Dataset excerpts
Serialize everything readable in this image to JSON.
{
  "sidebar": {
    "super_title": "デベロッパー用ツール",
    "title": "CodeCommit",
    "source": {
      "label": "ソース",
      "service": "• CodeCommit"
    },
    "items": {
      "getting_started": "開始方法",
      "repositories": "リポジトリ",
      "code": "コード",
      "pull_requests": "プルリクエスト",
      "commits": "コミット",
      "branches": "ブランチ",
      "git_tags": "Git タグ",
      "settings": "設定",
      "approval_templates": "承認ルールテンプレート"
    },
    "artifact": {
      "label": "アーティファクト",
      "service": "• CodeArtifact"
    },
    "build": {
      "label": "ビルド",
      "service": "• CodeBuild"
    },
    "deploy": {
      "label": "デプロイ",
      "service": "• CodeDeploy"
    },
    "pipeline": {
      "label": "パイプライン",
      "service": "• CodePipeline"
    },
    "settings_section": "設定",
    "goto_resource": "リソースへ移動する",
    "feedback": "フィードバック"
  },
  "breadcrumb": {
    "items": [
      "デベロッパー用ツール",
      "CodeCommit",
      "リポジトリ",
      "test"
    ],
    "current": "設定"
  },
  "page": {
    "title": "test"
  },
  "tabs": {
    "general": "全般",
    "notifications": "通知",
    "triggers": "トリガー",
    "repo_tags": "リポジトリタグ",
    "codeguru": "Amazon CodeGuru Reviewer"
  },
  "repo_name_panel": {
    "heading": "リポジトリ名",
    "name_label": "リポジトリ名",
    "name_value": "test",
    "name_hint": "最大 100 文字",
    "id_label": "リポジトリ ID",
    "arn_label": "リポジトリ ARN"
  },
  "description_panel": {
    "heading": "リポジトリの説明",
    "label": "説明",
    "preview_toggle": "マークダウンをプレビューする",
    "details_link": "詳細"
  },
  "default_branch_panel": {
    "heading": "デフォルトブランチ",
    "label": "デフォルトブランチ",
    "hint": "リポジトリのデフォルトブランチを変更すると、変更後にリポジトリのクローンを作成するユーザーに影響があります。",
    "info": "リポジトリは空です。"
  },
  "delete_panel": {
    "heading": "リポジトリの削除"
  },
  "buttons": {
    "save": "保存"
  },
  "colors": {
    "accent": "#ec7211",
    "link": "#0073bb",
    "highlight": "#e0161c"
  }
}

[Problem to work on] From the records above, report the count of lines containing "heading" and nothing more.

[Solution] 4